> CHALLENGE
Identify the lines that contain the string "Name" and report only how many there are.

********

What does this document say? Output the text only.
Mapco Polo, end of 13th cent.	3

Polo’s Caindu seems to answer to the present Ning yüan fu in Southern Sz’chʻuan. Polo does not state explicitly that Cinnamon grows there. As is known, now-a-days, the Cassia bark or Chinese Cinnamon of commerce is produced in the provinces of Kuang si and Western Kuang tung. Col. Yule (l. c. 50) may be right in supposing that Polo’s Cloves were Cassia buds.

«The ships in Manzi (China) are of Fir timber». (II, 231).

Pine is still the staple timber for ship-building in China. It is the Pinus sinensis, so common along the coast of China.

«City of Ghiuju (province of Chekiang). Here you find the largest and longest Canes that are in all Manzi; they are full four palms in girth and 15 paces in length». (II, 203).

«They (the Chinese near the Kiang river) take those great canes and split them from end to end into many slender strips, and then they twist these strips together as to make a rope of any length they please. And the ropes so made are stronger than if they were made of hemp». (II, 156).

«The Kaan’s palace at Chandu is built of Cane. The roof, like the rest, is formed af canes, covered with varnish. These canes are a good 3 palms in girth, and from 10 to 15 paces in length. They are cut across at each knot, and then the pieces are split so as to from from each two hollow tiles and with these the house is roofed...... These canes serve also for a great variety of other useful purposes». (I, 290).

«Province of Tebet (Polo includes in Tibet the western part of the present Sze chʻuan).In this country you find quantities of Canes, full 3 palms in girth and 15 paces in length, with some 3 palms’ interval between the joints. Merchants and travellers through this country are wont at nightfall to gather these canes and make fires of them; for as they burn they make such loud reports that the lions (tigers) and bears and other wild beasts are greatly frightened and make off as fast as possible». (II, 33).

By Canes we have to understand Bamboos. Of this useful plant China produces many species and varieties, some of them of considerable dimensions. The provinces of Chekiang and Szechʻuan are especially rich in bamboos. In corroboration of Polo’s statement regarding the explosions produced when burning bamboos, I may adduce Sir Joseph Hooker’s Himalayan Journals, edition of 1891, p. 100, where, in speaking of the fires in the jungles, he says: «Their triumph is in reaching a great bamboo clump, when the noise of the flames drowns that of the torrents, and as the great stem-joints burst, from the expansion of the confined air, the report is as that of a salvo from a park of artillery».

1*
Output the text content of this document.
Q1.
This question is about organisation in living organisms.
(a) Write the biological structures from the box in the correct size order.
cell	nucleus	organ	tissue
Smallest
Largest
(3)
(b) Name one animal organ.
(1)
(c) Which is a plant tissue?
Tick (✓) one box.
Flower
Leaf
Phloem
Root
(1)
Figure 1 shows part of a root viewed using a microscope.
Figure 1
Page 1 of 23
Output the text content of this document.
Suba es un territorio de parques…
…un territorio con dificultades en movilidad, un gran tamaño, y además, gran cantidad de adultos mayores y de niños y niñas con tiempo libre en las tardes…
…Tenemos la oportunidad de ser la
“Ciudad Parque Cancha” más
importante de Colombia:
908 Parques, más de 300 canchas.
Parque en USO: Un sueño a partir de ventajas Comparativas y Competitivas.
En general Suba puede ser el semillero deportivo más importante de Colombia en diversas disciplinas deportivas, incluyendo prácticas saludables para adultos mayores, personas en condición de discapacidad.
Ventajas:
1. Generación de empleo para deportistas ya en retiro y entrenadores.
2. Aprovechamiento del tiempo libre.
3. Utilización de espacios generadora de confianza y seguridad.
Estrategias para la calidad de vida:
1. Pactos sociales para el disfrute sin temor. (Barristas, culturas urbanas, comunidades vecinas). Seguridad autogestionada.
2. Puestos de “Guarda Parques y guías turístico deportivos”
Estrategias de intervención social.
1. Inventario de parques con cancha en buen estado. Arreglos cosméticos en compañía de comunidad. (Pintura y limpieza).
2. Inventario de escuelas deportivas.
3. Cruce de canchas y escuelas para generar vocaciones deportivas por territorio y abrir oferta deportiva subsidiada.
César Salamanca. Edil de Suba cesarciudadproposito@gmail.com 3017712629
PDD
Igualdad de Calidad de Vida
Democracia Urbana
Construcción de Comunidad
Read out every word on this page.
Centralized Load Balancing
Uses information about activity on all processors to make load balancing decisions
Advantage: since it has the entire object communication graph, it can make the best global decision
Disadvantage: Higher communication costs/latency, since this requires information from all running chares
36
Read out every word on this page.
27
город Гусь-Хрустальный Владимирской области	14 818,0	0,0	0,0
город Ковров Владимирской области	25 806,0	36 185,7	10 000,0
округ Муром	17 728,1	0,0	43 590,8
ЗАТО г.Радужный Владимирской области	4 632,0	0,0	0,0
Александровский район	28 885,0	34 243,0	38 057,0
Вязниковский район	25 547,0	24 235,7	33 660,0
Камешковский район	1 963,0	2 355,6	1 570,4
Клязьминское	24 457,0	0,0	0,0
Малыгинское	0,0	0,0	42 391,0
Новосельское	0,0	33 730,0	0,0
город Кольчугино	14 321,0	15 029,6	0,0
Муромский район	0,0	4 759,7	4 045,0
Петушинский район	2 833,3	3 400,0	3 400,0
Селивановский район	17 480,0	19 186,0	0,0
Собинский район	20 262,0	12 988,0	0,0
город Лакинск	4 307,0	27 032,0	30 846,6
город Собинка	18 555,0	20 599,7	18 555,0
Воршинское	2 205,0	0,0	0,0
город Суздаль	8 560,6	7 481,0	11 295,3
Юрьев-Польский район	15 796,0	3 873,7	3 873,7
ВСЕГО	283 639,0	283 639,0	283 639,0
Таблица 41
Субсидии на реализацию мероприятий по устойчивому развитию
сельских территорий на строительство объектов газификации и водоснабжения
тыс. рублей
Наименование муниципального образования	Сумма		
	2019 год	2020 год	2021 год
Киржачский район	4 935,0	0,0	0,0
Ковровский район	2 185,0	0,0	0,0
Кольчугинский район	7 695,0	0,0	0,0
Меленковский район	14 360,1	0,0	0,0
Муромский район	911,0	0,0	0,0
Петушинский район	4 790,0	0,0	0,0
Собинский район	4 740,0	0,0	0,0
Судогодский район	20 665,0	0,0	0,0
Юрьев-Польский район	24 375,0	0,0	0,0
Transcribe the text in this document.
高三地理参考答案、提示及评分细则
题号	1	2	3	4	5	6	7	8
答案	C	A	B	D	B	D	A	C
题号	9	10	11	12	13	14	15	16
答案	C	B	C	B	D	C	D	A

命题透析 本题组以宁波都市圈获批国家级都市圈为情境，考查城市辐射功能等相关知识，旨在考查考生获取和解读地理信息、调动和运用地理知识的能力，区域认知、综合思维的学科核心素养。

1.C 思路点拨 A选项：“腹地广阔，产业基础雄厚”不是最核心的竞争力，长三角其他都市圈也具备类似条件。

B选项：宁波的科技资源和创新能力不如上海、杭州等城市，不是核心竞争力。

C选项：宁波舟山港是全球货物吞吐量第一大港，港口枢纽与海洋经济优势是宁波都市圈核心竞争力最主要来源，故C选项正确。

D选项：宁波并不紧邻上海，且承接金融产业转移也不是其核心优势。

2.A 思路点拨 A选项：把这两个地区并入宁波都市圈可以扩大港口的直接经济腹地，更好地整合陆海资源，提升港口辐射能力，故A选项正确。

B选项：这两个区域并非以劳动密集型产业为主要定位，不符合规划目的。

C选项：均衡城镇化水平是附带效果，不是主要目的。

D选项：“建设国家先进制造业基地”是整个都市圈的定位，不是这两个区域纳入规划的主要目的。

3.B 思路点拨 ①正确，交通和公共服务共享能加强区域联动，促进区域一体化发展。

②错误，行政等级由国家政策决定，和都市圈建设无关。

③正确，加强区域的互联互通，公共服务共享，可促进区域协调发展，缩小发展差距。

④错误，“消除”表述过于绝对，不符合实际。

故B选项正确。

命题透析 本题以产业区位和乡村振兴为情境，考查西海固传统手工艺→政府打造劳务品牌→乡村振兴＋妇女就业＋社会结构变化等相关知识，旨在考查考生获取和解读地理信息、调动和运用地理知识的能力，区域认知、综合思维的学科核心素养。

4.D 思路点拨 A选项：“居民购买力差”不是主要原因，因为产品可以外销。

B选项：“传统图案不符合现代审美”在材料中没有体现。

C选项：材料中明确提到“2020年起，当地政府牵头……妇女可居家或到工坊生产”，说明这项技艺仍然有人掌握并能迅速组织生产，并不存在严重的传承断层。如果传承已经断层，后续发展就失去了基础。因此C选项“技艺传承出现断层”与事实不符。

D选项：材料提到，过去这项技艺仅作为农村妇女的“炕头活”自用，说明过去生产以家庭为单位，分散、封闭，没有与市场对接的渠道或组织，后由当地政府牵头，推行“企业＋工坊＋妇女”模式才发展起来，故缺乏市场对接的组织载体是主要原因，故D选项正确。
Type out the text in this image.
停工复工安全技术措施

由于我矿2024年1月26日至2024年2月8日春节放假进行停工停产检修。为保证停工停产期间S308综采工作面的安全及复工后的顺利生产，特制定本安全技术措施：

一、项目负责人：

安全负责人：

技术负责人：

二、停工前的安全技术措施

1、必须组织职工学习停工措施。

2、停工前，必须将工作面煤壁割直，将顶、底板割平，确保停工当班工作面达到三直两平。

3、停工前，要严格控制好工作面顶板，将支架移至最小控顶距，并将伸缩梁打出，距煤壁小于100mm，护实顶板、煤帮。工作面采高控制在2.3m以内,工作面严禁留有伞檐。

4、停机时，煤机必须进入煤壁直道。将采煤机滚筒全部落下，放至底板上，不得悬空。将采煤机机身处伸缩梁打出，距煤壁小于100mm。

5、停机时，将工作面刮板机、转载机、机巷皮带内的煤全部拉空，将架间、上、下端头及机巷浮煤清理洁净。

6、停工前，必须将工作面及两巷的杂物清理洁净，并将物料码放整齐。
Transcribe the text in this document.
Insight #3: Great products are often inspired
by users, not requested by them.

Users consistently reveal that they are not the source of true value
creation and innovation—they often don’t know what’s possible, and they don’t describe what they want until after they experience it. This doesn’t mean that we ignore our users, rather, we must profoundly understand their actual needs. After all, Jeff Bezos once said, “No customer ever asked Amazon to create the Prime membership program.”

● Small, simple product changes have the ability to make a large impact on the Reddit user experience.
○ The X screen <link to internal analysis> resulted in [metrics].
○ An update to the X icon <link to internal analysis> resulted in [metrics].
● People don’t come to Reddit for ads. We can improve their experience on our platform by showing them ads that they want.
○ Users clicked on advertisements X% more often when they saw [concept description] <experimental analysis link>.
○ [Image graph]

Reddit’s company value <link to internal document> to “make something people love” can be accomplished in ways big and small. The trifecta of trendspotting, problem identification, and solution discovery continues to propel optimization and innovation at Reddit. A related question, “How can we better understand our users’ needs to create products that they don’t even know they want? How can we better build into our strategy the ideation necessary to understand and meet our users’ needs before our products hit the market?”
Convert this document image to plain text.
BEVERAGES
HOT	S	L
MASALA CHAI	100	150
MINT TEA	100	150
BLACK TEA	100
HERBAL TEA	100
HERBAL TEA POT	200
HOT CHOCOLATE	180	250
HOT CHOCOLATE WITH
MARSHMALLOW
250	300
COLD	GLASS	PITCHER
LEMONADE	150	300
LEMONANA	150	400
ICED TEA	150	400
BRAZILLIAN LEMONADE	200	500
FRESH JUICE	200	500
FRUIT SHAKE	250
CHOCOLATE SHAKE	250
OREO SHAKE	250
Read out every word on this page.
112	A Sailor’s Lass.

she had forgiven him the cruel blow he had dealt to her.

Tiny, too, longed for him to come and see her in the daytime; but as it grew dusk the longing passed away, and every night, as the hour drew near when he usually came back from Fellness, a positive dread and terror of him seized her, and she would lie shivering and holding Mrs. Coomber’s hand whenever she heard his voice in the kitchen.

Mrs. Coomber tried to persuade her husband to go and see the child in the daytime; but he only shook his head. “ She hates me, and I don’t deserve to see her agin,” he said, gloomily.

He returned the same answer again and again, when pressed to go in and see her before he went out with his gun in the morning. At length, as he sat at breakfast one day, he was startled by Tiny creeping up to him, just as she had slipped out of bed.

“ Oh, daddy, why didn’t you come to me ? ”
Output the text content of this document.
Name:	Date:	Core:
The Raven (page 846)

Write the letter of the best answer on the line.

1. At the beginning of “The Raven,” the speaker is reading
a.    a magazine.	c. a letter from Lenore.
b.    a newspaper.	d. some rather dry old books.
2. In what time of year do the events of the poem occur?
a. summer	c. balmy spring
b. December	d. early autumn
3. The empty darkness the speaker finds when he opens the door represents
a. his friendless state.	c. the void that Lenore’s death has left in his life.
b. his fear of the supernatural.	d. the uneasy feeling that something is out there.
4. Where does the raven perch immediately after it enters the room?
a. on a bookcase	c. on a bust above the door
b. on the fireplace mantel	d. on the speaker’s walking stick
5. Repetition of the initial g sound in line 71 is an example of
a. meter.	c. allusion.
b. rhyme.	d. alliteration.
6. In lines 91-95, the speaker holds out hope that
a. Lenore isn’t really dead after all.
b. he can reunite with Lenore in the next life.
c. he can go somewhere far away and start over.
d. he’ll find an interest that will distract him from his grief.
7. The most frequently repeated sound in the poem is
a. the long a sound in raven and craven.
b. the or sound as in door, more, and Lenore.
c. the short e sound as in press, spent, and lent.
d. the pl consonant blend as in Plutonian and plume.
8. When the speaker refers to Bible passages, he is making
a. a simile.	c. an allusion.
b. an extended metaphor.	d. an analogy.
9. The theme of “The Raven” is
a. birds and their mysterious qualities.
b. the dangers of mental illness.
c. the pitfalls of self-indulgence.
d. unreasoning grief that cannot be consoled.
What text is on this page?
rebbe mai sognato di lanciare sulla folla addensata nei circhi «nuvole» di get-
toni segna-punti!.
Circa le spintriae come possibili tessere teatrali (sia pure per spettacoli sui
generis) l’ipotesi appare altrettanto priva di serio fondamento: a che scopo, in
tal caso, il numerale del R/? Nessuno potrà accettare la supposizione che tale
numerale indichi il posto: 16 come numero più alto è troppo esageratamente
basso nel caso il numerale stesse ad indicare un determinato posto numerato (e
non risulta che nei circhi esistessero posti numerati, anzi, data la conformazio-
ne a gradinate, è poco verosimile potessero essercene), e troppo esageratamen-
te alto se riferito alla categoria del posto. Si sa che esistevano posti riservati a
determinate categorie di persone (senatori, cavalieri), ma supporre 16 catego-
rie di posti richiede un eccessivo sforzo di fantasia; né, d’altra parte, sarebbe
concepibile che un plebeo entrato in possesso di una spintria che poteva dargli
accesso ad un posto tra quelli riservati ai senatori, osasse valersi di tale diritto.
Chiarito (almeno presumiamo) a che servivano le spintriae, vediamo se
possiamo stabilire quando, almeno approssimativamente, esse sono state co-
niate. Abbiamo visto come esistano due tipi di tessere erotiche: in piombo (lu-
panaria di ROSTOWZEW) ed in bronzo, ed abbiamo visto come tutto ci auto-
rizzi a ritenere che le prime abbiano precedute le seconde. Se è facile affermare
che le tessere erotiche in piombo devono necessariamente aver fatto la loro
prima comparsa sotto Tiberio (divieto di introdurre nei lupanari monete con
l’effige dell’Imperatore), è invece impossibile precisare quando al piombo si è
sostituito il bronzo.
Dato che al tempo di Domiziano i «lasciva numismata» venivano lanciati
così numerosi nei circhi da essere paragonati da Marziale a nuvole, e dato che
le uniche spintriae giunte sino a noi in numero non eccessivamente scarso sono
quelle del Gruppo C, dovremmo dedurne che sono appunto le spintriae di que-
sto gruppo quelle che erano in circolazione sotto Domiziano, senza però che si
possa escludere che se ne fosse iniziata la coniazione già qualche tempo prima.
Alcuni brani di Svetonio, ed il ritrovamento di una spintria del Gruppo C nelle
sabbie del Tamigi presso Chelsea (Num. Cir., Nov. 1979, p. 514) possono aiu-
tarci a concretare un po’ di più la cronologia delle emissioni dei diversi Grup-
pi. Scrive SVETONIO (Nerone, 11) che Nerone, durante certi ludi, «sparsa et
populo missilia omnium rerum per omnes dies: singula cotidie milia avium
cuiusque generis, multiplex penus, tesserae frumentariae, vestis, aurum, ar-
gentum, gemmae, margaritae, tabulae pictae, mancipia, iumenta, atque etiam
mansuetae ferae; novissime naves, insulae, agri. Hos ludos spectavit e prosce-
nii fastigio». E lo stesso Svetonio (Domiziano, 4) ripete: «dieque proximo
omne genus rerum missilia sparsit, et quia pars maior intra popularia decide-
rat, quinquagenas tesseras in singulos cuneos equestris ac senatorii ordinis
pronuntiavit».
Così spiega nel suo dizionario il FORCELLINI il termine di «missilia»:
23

********

> EXPECTED ANSWER
2